** DIRECTION **
Repeat the listing in full, word for word.

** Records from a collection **

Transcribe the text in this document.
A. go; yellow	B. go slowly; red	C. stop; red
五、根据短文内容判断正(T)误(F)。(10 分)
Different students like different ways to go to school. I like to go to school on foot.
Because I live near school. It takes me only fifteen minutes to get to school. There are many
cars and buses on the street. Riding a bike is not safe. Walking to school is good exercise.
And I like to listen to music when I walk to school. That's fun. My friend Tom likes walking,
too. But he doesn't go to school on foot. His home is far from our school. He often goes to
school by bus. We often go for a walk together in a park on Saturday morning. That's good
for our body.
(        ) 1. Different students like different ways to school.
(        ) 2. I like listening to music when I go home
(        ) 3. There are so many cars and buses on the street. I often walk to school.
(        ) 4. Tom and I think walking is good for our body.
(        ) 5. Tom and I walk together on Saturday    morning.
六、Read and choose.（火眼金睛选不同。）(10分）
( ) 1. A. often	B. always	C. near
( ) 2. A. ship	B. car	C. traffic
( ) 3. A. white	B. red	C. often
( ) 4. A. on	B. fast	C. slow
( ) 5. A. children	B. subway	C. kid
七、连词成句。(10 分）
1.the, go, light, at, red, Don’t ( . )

** RESULT BELOW **
Transcribe the text in this document.
A. go; yellow	B. go slowly; red	C. stop; red
五、根据短文内容判断正(T)误(F)。(10 分)
Different students like different ways to go to school. I like to go to school on foot.
Because I live near school. It takes me only fifteen minutes to get to school. There are many
cars and buses on the street. Riding a bike is not safe. Walking to school is good exercise.
And I like to listen to music when I walk to school. That's fun. My friend Tom likes walking,
too. But he doesn't go to school on foot. His home is far from our school. He often goes to
school by bus. We often go for a walk together in a park on Saturday morning. That's good
for our body.
(        ) 1. Different students like different ways to school.
(        ) 2. I like listening to music when I go home
(        ) 3. There are so many cars and buses on the street. I often walk to school.
(        ) 4. Tom and I think walking is good for our body.
(        ) 5. Tom and I walk together on Saturday    morning.
六、Read and choose.（火眼金睛选不同。）(10分）
( ) 1. A. often	B. always	C. near
( ) 2. A. ship	B. car	C. traffic
( ) 3. A. white	B. red	C. often
( ) 4. A. on	B. fast	C. slow
( ) 5. A. children	B. subway	C. kid
七、连词成句。(10 分）
1.the, go, light, at, red, Don’t ( . )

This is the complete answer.